◆ TASK PROMPT:
Reproduce the entire listing word for word.

______

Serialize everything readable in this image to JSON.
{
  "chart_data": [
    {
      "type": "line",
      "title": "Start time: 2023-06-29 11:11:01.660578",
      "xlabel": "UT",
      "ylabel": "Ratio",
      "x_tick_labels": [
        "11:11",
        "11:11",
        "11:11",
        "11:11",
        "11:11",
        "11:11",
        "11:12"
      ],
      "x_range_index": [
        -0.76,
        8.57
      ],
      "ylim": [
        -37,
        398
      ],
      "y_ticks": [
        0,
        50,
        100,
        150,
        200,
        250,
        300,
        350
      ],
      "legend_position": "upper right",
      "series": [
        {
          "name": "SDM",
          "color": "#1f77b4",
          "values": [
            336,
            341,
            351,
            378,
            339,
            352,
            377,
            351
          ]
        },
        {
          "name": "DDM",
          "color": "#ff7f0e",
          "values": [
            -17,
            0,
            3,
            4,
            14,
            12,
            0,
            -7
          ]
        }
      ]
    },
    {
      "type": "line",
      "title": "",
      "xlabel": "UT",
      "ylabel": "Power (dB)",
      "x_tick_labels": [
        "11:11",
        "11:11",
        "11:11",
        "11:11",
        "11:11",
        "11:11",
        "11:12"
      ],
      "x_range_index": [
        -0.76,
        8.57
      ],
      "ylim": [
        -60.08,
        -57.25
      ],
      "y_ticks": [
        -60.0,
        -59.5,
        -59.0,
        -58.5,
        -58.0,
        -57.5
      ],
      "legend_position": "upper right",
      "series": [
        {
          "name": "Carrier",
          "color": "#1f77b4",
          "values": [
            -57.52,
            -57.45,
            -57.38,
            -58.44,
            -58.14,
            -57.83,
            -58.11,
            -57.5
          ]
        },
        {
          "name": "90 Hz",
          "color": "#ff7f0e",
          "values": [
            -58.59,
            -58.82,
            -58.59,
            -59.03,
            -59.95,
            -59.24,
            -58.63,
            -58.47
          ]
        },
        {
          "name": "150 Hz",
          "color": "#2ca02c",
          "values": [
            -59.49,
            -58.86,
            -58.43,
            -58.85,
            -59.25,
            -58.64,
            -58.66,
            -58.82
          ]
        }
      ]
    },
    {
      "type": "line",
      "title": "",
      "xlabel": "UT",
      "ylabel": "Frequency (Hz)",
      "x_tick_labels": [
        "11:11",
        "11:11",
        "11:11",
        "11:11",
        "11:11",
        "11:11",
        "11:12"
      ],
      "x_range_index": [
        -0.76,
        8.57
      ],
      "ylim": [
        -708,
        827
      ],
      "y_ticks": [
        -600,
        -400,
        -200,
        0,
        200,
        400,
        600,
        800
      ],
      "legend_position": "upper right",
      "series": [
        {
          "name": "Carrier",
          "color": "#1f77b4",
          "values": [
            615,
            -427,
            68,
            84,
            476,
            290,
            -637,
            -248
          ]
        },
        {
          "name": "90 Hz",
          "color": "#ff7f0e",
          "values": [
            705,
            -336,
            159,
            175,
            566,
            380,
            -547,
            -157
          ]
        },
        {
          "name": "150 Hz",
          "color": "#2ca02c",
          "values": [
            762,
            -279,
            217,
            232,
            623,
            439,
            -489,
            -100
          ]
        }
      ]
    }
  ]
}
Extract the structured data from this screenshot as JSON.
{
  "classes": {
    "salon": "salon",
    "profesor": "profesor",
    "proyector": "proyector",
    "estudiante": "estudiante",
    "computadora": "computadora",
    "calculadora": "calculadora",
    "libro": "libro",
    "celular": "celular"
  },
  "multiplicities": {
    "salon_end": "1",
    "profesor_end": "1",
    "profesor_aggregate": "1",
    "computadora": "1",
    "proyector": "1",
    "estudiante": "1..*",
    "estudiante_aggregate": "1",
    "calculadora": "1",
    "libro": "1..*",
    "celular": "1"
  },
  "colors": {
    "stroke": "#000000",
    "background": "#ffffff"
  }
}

______

◆ EXPECTED ANSWER:
Serialize everything readable in this image to JSON.
{
  "chart_data": [
    {
      "type": "line",
      "title": "Start time: 2023-06-29 11:11:01.660578",
      "xlabel": "UT",
      "ylabel": "Ratio",
      "x_tick_labels": [
        "11:11",
        "11:11",
        "11:11",
        "11:11",
        "11:11",
        "11:11",
        "11:12"
      ],
      "x_range_index": [
        -0.76,
        8.57
      ],
      "ylim": [
        -37,
        398
      ],
      "y_ticks": [
        0,
        50,
        100,
        150,
        200,
        250,
        300,
        350
      ],
      "legend_position": "upper right",
      "series": [
        {
          "name": "SDM",
          "color": "#1f77b4",
          "values": [
            336,
            341,
            351,
            378,
            339,
            352,
            377,
            351
          ]
        },
        {
          "name": "DDM",
          "color": "#ff7f0e",
          "values": [
            -17,
            0,
            3,
            4,
            14,
            12,
            0,
            -7
          ]
        }
      ]
    },
    {
      "type": "line",
      "title": "",
      "xlabel": "UT",
      "ylabel": "Power (dB)",
      "x_tick_labels": [
        "11:11",
        "11:11",
        "11:11",
        "11:11",
        "11:11",
        "11:11",
        "11:12"
      ],
      "x_range_index": [
        -0.76,
        8.57
      ],
      "ylim": [
        -60.08,
        -57.25
      ],
      "y_ticks": [
        -60.0,
        -59.5,
        -59.0,
        -58.5,
        -58.0,
        -57.5
      ],
      "legend_position": "upper right",
      "series": [
        {
          "name": "Carrier",
          "color": "#1f77b4",
          "values": [
            -57.52,
            -57.45,
            -57.38,
            -58.44,
            -58.14,
            -57.83,
            -58.11,
            -57.5
          ]
        },
        {
          "name": "90 Hz",
          "color": "#ff7f0e",
          "values": [
            -58.59,
            -58.82,
            -58.59,
            -59.03,
            -59.95,
            -59.24,
            -58.63,
            -58.47
          ]
        },
        {
          "name": "150 Hz",
          "color": "#2ca02c",
          "values": [
            -59.49,
            -58.86,
            -58.43,
            -58.85,
            -59.25,
            -58.64,
            -58.66,
            -58.82
          ]
        }
      ]
    },
    {
      "type": "line",
      "title": "",
      "xlabel": "UT",
      "ylabel": "Frequency (Hz)",
      "x_tick_labels": [
        "11:11",
        "11:11",
        "11:11",
        "11:11",
        "11:11",
        "11:11",
        "11:12"
      ],
      "x_range_index": [
        -0.76,
        8.57
      ],
      "ylim": [
        -708,
        827
      ],
      "y_ticks": [
        -600,
        -400,
        -200,
        0,
        200,
        400,
        600,
        800
      ],
      "legend_position": "upper right",
      "series": [
        {
          "name": "Carrier",
          "color": "#1f77b4",
          "values": [
            615,
            -427,
            68,
            84,
            476,
            290,
            -637,
            -248
          ]
        },
        {
          "name": "90 Hz",
          "color": "#ff7f0e",
          "values": [
            705,
            -336,
            159,
            175,
            566,
            380,
            -547,
            -157
          ]
        },
        {
          "name": "150 Hz",
          "color": "#2ca02c",
          "values": [
            762,
            -279,
            217,
            232,
            623,
            439,
            -489,
            -100
          ]
        }
      ]
    }
  ]
}
Extract the structured data from this screenshot as JSON.
{
  "classes": {
    "salon": "salon",
    "profesor": "profesor",
    "proyector": "proyector",
    "estudiante": "estudiante",
    "computadora": "computadora",
    "calculadora": "calculadora",
    "libro": "libro",
    "celular": "celular"
  },
  "multiplicities": {
    "salon_end": "1",
    "profesor_end": "1",
    "profesor_aggregate": "1",
    "computadora": "1",
    "proyector": "1",
    "estudiante": "1..*",
    "estudiante_aggregate": "1",
    "calculadora": "1",
    "libro": "1..*",
    "celular": "1"
  },
  "colors": {
    "stroke": "#000000",
    "background": "#ffffff"
  }
}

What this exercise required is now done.